Goal
Print out every record exactly as it appears.

Rows
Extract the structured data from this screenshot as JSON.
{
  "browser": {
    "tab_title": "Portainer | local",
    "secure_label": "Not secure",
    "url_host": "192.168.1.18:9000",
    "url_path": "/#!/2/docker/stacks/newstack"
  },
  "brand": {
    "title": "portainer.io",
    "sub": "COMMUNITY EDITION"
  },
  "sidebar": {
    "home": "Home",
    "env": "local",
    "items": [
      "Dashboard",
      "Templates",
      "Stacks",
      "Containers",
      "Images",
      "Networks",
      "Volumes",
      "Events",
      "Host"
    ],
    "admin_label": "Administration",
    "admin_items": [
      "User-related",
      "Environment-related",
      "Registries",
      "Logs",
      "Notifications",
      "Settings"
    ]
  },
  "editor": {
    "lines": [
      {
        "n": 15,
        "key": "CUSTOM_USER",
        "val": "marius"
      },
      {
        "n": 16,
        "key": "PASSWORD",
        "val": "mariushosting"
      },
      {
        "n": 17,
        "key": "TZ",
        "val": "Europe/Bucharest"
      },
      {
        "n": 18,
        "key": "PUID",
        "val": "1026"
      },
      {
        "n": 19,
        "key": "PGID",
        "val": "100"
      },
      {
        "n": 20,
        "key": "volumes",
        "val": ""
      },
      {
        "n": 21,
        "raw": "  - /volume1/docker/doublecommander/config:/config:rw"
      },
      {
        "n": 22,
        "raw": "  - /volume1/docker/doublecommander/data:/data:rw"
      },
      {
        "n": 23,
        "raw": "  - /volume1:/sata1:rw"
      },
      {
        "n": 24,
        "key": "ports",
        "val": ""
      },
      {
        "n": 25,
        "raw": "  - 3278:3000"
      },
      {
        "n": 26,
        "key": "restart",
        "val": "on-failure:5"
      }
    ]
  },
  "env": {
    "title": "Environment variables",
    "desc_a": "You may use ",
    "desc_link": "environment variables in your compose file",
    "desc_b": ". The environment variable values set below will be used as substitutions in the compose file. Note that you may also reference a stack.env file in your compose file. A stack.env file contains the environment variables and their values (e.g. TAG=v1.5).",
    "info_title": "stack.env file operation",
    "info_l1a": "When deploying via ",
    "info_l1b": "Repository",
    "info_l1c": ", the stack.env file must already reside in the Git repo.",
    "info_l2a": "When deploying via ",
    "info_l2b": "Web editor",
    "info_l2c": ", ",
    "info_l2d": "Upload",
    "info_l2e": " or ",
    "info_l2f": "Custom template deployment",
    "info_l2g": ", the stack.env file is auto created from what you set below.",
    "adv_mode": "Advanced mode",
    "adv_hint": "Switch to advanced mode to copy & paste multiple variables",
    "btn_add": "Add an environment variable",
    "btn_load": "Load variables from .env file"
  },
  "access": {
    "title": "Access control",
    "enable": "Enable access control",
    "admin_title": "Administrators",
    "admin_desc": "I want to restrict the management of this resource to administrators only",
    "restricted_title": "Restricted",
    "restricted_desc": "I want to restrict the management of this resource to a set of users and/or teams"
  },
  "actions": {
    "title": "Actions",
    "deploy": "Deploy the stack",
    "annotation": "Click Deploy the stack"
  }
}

The result
Extract the structured data from this screenshot as JSON.
{
  "browser": {
    "tab_title": "Portainer | local",
    "secure_label": "Not secure",
    "url_host": "192.168.1.18:9000",
    "url_path": "/#!/2/docker/stacks/newstack"
  },
  "brand": {
    "title": "portainer.io",
    "sub": "COMMUNITY EDITION"
  },
  "sidebar": {
    "home": "Home",
    "env": "local",
    "items": [
      "Dashboard",
      "Templates",
      "Stacks",
      "Containers",
      "Images",
      "Networks",
      "Volumes",
      "Events",
      "Host"
    ],
    "admin_label": "Administration",
    "admin_items": [
      "User-related",
      "Environment-related",
      "Registries",
      "Logs",
      "Notifications",
      "Settings"
    ]
  },
  "editor": {
    "lines": [
      {
        "n": 15,
        "key": "CUSTOM_USER",
        "val": "marius"
      },
      {
        "n": 16,
        "key": "PASSWORD",
        "val": "mariushosting"
      },
      {
        "n": 17,
        "key": "TZ",
        "val": "Europe/Bucharest"
      },
      {
        "n": 18,
        "key": "PUID",
        "val": "1026"
      },
      {
        "n": 19,
        "key": "PGID",
        "val": "100"
      },
      {
        "n": 20,
        "key": "volumes",
        "val": ""
      },
      {
        "n": 21,
        "raw": "  - /volume1/docker/doublecommander/config:/config:rw"
      },
      {
        "n": 22,
        "raw": "  - /volume1/docker/doublecommander/data:/data:rw"
      },
      {
        "n": 23,
        "raw": "  - /volume1:/sata1:rw"
      },
      {
        "n": 24,
        "key": "ports",
        "val": ""
      },
      {
        "n": 25,
        "raw": "  - 3278:3000"
      },
      {
        "n": 26,
        "key": "restart",
        "val": "on-failure:5"
      }
    ]
  },
  "env": {
    "title": "Environment variables",
    "desc_a": "You may use ",
    "desc_link": "environment variables in your compose file",
    "desc_b": ". The environment variable values set below will be used as substitutions in the compose file. Note that you may also reference a stack.env file in your compose file. A stack.env file contains the environment variables and their values (e.g. TAG=v1.5).",
    "info_title": "stack.env file operation",
    "info_l1a": "When deploying via ",
    "info_l1b": "Repository",
    "info_l1c": ", the stack.env file must already reside in the Git repo.",
    "info_l2a": "When deploying via ",
    "info_l2b": "Web editor",
    "info_l2c": ", ",
    "info_l2d": "Upload",
    "info_l2e": " or ",
    "info_l2f": "Custom template deployment",
    "info_l2g": ", the stack.env file is auto created from what you set below.",
    "adv_mode": "Advanced mode",
    "adv_hint": "Switch to advanced mode to copy & paste multiple variables",
    "btn_add": "Add an environment variable",
    "btn_load": "Load variables from .env file"
  },
  "access": {
    "title": "Access control",
    "enable": "Enable access control",
    "admin_title": "Administrators",
    "admin_desc": "I want to restrict the management of this resource to administrators only",
    "restricted_title": "Restricted",
    "restricted_desc": "I want to restrict the management of this resource to a set of users and/or teams"
  },
  "actions": {
    "title": "Actions",
    "deploy": "Deploy the stack",
    "annotation": "Click Deploy the stack"
  }
}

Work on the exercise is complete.